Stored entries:

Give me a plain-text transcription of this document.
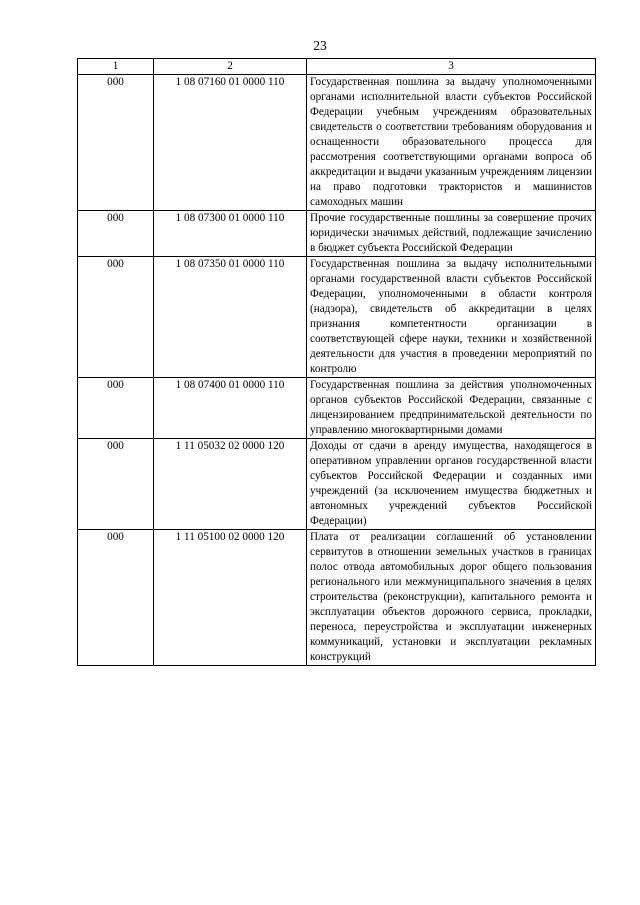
23
1	2	3
000	1 08 07160 01 0000 110	Государственная пошлина за выдачу уполномоченными органами исполнительной власти субъектов Российской Федерации учебным учреждениям образовательных свидетельств о соответствии требованиям оборудования и оснащенности образовательного процесса для рассмотрения соответствующими органами вопроса об аккредитации и выдачи указанным учреждениям лицензии на право подготовки трактористов и машинистов самоходных машин
000	1 08 07300 01 0000 110	Прочие государственные пошлины за совершение прочих юридически значимых действий, подлежащие зачислению в бюджет субъекта Российской Федерации
000	1 08 07350 01 0000 110	Государственная пошлина за выдачу исполнительными органами государственной власти субъектов Российской Федерации, уполномоченными в области контроля (надзора), свидетельств об аккредитации в целях признания компетентности организации в соответствующей сфере науки, техники и хозяйственной деятельности для участия в проведении мероприятий по контролю
000	1 08 07400 01 0000 110	Государственная пошлина за действия уполномоченных органов субъектов Российской Федерации, связанные с лицензированием предпринимательской деятельности по управлению многоквартирными домами
000	1 11 05032 02 0000 120	Доходы от сдачи в аренду имущества, находящегося в оперативном управлении органов государственной власти субъектов Российской Федерации и созданных ими учреждений (за исключением имущества бюджетных и автономных учреждений субъектов Российской Федерации)
000	1 11 05100 02 0000 120	Плата от реализации соглашений об установлении сервитутов в отношении земельных участков в границах полос отвода автомобильных дорог общего пользования регионального или межмуниципального значения в целях строительства (реконструкции), капитального ремонта и эксплуатации объектов дорожного сервиса, прокладки, переноса, переустройства и эксплуатации инженерных коммуникаций, установки и эксплуатации рекламных конструкций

§ Problem details
Omit the pictures. Transcribe every record exactly.

§ Result
Give me a plain-text transcription of this document.
23
1	2	3
000	1 08 07160 01 0000 110	Государственная пошлина за выдачу уполномоченными органами исполнительной власти субъектов Российской Федерации учебным учреждениям образовательных свидетельств о соответствии требованиям оборудования и оснащенности образовательного процесса для рассмотрения соответствующими органами вопроса об аккредитации и выдачи указанным учреждениям лицензии на право подготовки трактористов и машинистов самоходных машин
000	1 08 07300 01 0000 110	Прочие государственные пошлины за совершение прочих юридически значимых действий, подлежащие зачислению в бюджет субъекта Российской Федерации
000	1 08 07350 01 0000 110	Государственная пошлина за выдачу исполнительными органами государственной власти субъектов Российской Федерации, уполномоченными в области контроля (надзора), свидетельств об аккредитации в целях признания компетентности организации в соответствующей сфере науки, техники и хозяйственной деятельности для участия в проведении мероприятий по контролю
000	1 08 07400 01 0000 110	Государственная пошлина за действия уполномоченных органов субъектов Российской Федерации, связанные с лицензированием предпринимательской деятельности по управлению многоквартирными домами
000	1 11 05032 02 0000 120	Доходы от сдачи в аренду имущества, находящегося в оперативном управлении органов государственной власти субъектов Российской Федерации и созданных ими учреждений (за исключением имущества бюджетных и автономных учреждений субъектов Российской Федерации)
000	1 11 05100 02 0000 120	Плата от реализации соглашений об установлении сервитутов в отношении земельных участков в границах полос отвода автомобильных дорог общего пользования регионального или межмуниципального значения в целях строительства (реконструкции), капитального ремонта и эксплуатации объектов дорожного сервиса, прокладки, переноса, переустройства и эксплуатации инженерных коммуникаций, установки и эксплуатации рекламных конструкций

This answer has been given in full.